> [QUOTED PASSAGE]
William Austin Ligon (born ca. 1951) is the co-founder and retired CEO of CarMax.  He retired in June 2006, and is now a private angel-stage investor. Among his recent investments are Gazelle, Redfin, Rev.com, Car Trade (India), Eneza Education (Kenya) and Tazza Kitchen.

Life and career
Ligon and Richard Sharp, then CEO of Circuit City, developed the CarMax idea together in 1991 and launched the first CarMax store in Richmond, Virginia, in 1993.  Austin became Sr. VP of Automotive in 1992, and President of CarMax in 1995.  He led the company through a decade and a half of rapid growth, including its IPO as a tracking stock of Circuit City in 1997. He added the title of CEO upon the company’s spin off from Circuit City in 2002. Ligon came to Circuit City from Marriott Corporation where he had been senior vice president of strategic planning for Marriott Hotels and Resorts.  He joined Marriott in 1984 as director of corporate planning, and served as vice president of both marketing and concept general management in the family restaurant division.

> [TASK TO COMPLETE] Write out the part of the CarMax co-founder text that opens with the words containing "William Austin Ligon" and closes with "and Tazza Kitchen.", word for word. The records that follow aren't needed for anything here.

> [STORED ROWS]
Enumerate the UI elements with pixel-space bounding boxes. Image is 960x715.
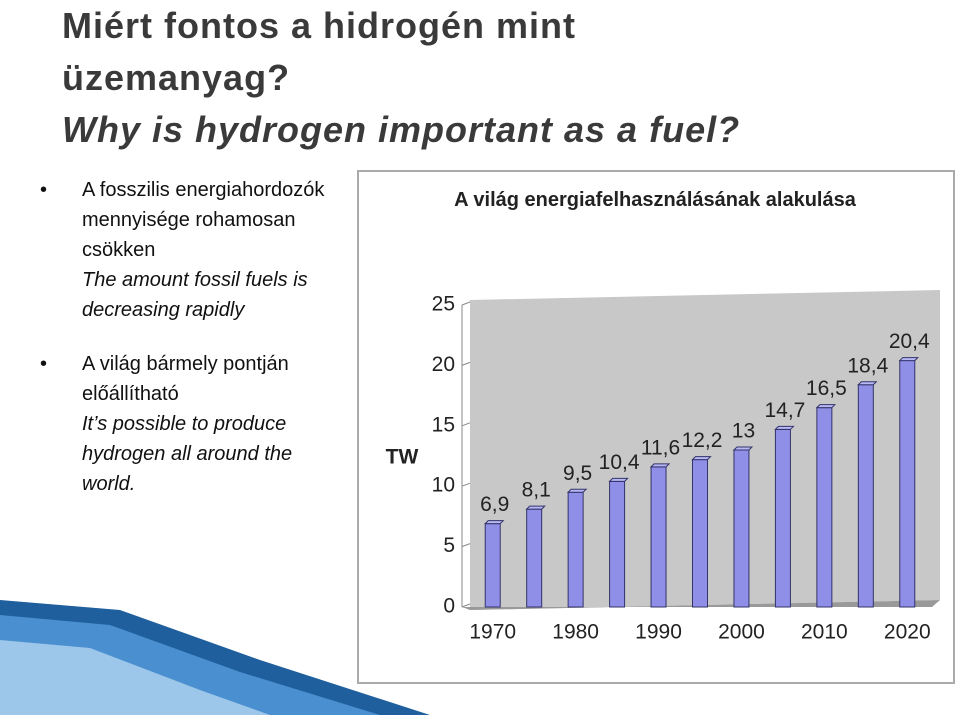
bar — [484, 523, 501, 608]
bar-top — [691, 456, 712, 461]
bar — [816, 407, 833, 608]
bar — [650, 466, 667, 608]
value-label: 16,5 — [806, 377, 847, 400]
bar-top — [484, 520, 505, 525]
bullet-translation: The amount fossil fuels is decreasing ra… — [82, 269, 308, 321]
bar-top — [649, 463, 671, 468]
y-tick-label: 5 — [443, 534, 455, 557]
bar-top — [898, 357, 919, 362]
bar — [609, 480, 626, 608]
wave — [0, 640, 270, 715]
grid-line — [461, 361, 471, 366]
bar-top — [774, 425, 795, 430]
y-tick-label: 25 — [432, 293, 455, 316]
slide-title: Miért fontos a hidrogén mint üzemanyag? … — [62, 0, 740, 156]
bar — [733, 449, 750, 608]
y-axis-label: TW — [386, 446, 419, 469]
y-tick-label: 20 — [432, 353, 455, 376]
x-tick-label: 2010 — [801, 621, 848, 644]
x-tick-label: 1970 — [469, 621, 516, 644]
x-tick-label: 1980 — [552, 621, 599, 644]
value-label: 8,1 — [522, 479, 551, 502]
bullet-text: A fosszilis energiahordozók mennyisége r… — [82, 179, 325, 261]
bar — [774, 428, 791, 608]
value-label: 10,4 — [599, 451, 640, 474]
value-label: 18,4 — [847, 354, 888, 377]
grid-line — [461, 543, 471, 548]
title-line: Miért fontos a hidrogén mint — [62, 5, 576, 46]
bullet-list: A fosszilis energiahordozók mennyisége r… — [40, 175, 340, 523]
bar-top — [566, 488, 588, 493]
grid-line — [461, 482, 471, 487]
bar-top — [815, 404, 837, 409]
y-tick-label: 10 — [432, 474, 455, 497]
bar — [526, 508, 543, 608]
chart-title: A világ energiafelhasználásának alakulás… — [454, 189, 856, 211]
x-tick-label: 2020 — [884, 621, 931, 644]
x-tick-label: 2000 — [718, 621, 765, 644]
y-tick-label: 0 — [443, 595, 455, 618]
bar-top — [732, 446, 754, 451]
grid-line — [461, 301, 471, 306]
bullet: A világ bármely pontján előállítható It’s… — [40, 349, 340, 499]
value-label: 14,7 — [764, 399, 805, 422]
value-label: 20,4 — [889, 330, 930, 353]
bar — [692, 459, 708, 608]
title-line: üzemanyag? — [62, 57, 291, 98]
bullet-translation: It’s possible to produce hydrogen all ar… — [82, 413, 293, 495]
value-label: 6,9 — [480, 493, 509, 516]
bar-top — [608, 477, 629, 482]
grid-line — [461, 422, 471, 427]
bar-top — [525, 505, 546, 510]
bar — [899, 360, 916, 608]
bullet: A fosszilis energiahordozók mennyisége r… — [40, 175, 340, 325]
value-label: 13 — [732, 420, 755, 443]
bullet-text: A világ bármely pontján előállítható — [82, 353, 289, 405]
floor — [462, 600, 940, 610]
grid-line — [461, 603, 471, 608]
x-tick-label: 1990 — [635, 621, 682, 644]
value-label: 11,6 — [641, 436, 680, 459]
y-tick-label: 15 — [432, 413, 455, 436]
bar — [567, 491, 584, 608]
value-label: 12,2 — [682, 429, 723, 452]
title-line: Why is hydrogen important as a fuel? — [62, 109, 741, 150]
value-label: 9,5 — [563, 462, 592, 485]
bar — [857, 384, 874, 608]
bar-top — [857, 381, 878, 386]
==
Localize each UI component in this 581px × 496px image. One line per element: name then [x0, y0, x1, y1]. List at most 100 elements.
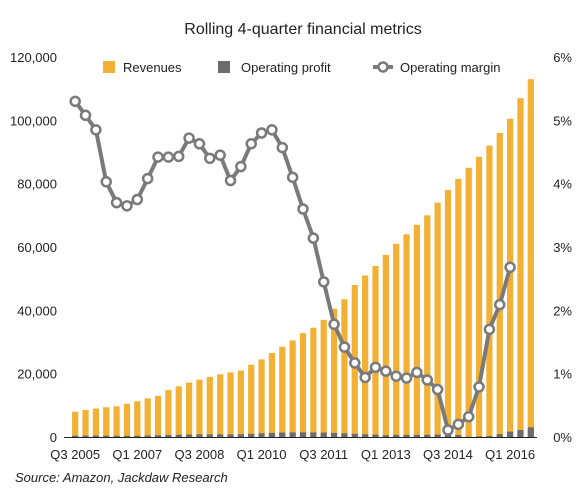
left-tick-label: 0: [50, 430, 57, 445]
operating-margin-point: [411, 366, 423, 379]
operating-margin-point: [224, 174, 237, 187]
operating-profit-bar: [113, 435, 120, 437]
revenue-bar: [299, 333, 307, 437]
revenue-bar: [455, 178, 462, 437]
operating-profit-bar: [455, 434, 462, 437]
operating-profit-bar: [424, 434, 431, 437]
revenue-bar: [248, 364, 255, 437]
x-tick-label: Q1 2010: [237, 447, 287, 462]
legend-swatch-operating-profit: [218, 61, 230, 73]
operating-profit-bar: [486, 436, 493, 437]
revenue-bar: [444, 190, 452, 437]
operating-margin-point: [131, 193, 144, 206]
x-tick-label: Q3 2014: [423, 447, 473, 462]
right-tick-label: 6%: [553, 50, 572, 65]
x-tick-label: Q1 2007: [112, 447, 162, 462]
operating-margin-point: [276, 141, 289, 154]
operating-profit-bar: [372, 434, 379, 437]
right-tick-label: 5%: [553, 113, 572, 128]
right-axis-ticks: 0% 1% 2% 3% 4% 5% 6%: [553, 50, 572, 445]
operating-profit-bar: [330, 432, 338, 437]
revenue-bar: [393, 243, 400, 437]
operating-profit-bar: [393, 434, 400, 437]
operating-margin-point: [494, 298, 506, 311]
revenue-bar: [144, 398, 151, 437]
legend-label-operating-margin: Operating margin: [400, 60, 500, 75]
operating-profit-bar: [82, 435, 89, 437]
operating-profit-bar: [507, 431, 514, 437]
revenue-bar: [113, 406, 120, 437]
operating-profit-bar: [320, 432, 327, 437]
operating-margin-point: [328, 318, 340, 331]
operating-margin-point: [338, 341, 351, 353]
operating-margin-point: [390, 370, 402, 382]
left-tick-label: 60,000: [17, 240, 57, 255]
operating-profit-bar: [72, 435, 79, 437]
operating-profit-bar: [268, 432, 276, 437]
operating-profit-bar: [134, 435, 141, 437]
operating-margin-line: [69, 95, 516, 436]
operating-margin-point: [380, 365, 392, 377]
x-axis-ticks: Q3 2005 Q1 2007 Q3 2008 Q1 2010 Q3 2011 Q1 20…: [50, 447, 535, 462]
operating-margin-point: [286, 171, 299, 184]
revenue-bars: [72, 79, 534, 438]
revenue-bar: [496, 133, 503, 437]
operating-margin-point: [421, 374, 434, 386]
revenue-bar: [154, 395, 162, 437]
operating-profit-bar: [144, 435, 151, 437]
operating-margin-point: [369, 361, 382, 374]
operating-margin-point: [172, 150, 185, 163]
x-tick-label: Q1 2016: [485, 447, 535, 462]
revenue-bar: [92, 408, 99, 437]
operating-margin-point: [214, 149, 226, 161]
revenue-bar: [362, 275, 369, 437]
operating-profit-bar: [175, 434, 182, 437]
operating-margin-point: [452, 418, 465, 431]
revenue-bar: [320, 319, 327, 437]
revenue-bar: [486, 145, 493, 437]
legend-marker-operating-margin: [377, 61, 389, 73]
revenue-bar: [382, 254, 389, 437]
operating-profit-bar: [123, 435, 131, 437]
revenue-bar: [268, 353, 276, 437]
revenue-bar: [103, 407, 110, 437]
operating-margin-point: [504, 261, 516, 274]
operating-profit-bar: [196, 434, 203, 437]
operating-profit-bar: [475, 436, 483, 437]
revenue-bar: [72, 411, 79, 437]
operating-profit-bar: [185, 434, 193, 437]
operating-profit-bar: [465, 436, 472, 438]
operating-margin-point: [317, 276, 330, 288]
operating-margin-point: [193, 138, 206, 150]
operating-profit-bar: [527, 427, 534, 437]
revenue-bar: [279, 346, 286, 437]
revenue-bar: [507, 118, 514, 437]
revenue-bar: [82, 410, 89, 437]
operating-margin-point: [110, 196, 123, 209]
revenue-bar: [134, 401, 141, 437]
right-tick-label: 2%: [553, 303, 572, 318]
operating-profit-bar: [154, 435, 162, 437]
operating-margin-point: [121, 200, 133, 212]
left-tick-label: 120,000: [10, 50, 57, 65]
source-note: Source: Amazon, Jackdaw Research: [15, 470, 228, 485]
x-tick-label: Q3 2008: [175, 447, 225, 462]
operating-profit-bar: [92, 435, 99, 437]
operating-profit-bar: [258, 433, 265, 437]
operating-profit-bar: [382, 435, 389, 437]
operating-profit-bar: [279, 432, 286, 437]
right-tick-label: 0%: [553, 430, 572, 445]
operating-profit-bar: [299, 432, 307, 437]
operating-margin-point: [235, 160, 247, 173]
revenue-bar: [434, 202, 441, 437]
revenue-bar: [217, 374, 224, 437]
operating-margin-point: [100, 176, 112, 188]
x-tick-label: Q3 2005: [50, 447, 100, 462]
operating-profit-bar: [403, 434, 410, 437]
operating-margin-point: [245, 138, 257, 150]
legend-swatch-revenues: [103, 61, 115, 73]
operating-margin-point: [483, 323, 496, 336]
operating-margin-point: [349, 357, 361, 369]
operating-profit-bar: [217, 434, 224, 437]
--
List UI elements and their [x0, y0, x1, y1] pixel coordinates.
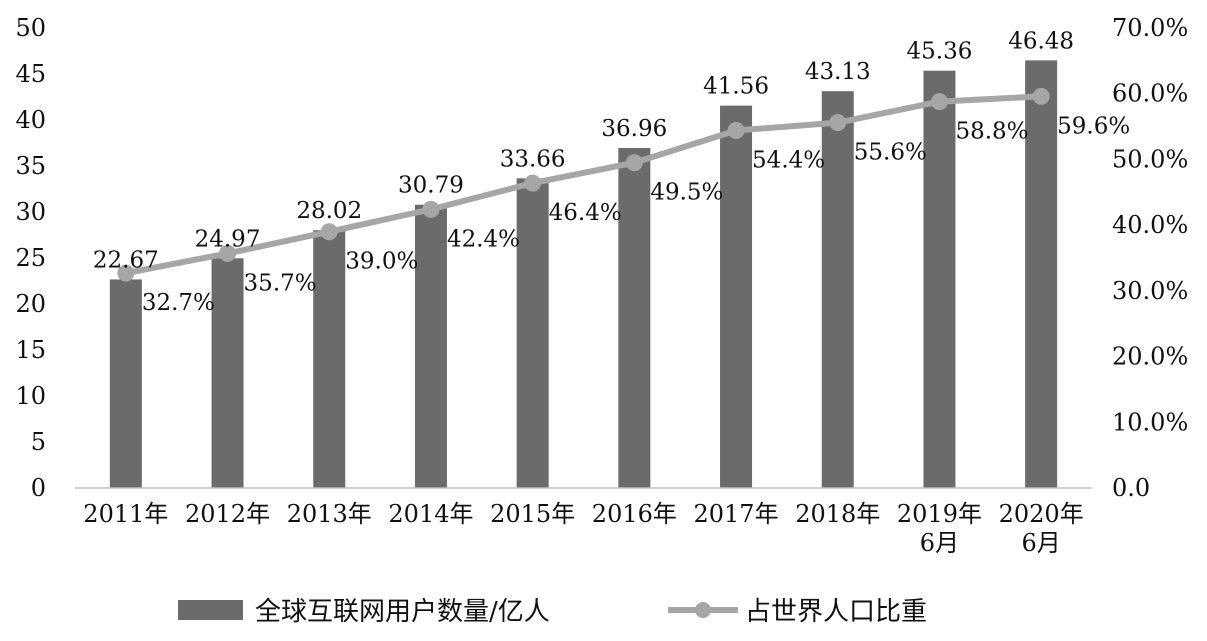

> [RIGHT ANSWER]
William Austin Ligon (born ca. 1951) is the co-founder and retired CEO of CarMax.  He retired in June 2006, and is now a private angel-stage investor. Among his recent investments are Gazelle, Redfin, Rev.com, Car Trade (India), Eneza Education (Kenya) and Tazza Kitchen.